=== WHAT TO WORK ON ===
Every entry needs to be reproduced exactly.

=== A run of records ===
>> BEGIN

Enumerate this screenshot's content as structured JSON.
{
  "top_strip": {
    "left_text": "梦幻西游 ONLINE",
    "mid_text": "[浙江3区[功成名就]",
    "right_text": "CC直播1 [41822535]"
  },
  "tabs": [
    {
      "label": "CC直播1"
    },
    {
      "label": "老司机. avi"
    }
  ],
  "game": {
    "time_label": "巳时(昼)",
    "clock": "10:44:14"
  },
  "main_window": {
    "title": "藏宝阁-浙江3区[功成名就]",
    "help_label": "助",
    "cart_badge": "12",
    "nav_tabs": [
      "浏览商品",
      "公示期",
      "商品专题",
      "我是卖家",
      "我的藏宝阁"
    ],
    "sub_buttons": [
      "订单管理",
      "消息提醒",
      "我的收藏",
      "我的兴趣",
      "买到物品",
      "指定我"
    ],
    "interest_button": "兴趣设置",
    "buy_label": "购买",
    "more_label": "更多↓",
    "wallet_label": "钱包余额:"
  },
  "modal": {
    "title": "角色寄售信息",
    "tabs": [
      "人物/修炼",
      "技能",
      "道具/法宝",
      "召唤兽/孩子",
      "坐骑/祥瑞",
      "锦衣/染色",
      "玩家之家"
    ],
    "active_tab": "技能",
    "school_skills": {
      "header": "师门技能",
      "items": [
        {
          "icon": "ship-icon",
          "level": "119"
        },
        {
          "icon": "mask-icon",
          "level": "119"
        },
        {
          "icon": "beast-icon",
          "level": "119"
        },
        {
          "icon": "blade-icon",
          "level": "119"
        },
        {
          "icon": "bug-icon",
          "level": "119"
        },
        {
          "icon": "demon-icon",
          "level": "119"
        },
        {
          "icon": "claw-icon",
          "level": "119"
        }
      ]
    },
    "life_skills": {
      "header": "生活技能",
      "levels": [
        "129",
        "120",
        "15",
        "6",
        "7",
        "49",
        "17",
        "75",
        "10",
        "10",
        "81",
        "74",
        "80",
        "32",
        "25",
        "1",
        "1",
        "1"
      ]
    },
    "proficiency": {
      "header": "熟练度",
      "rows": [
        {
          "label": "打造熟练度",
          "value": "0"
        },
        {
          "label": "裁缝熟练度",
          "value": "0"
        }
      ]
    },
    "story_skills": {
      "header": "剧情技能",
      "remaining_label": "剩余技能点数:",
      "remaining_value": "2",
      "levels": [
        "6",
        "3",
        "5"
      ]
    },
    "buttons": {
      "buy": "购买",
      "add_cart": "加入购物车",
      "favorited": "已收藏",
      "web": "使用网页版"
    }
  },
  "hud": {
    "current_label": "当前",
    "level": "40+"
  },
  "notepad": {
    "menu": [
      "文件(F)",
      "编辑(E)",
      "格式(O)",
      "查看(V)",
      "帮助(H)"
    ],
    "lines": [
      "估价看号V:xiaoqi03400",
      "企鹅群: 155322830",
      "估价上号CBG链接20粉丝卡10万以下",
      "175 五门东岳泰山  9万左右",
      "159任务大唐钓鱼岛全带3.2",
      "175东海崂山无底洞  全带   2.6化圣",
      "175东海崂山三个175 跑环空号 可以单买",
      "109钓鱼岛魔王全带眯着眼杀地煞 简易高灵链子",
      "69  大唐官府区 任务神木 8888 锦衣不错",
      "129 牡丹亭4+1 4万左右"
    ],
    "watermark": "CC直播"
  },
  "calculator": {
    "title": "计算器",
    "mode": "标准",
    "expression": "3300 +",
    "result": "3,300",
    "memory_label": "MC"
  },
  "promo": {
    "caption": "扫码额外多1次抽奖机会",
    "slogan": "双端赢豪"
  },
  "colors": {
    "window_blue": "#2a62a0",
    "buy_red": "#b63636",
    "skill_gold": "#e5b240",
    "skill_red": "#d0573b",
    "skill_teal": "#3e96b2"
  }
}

>> END

=== SOLUTION TO THIS TASK ===
Enumerate this screenshot's content as structured JSON.
{
  "top_strip": {
    "left_text": "梦幻西游 ONLINE",
    "mid_text": "[浙江3区[功成名就]",
    "right_text": "CC直播1 [41822535]"
  },
  "tabs": [
    {
      "label": "CC直播1"
    },
    {
      "label": "老司机. avi"
    }
  ],
  "game": {
    "time_label": "巳时(昼)",
    "clock": "10:44:14"
  },
  "main_window": {
    "title": "藏宝阁-浙江3区[功成名就]",
    "help_label": "助",
    "cart_badge": "12",
    "nav_tabs": [
      "浏览商品",
      "公示期",
      "商品专题",
      "我是卖家",
      "我的藏宝阁"
    ],
    "sub_buttons": [
      "订单管理",
      "消息提醒",
      "我的收藏",
      "我的兴趣",
      "买到物品",
      "指定我"
    ],
    "interest_button": "兴趣设置",
    "buy_label": "购买",
    "more_label": "更多↓",
    "wallet_label": "钱包余额:"
  },
  "modal": {
    "title": "角色寄售信息",
    "tabs": [
      "人物/修炼",
      "技能",
      "道具/法宝",
      "召唤兽/孩子",
      "坐骑/祥瑞",
      "锦衣/染色",
      "玩家之家"
    ],
    "active_tab": "技能",
    "school_skills": {
      "header": "师门技能",
      "items": [
        {
          "icon": "ship-icon",
          "level": "119"
        },
        {
          "icon": "mask-icon",
          "level": "119"
        },
        {
          "icon": "beast-icon",
          "level": "119"
        },
        {
          "icon": "blade-icon",
          "level": "119"
        },
        {
          "icon": "bug-icon",
          "level": "119"
        },
        {
          "icon": "demon-icon",
          "level": "119"
        },
        {
          "icon": "claw-icon",
          "level": "119"
        }
      ]
    },
    "life_skills": {
      "header": "生活技能",
      "levels": [
        "129",
        "120",
        "15",
        "6",
        "7",
        "49",
        "17",
        "75",
        "10",
        "10",
        "81",
        "74",
        "80",
        "32",
        "25",
        "1",
        "1",
        "1"
      ]
    },
    "proficiency": {
      "header": "熟练度",
      "rows": [
        {
          "label": "打造熟练度",
          "value": "0"
        },
        {
          "label": "裁缝熟练度",
          "value": "0"
        }
      ]
    },
    "story_skills": {
      "header": "剧情技能",
      "remaining_label": "剩余技能点数:",
      "remaining_value": "2",
      "levels": [
        "6",
        "3",
        "5"
      ]
    },
    "buttons": {
      "buy": "购买",
      "add_cart": "加入购物车",
      "favorited": "已收藏",
      "web": "使用网页版"
    }
  },
  "hud": {
    "current_label": "当前",
    "level": "40+"
  },
  "notepad": {
    "menu": [
      "文件(F)",
      "编辑(E)",
      "格式(O)",
      "查看(V)",
      "帮助(H)"
    ],
    "lines": [
      "估价看号V:xiaoqi03400",
      "企鹅群: 155322830",
      "估价上号CBG链接20粉丝卡10万以下",
      "175 五门东岳泰山  9万左右",
      "159任务大唐钓鱼岛全带3.2",
      "175东海崂山无底洞  全带   2.6化圣",
      "175东海崂山三个175 跑环空号 可以单买",
      "109钓鱼岛魔王全带眯着眼杀地煞 简易高灵链子",
      "69  大唐官府区 任务神木 8888 锦衣不错",
      "129 牡丹亭4+1 4万左右"
    ],
    "watermark": "CC直播"
  },
  "calculator": {
    "title": "计算器",
    "mode": "标准",
    "expression": "3300 +",
    "result": "3,300",
    "memory_label": "MC"
  },
  "promo": {
    "caption": "扫码额外多1次抽奖机会",
    "slogan": "双端赢豪"
  },
  "colors": {
    "window_blue": "#2a62a0",
    "buy_red": "#b63636",
    "skill_gold": "#e5b240",
    "skill_red": "#d0573b",
    "skill_teal": "#3e96b2"
  }
}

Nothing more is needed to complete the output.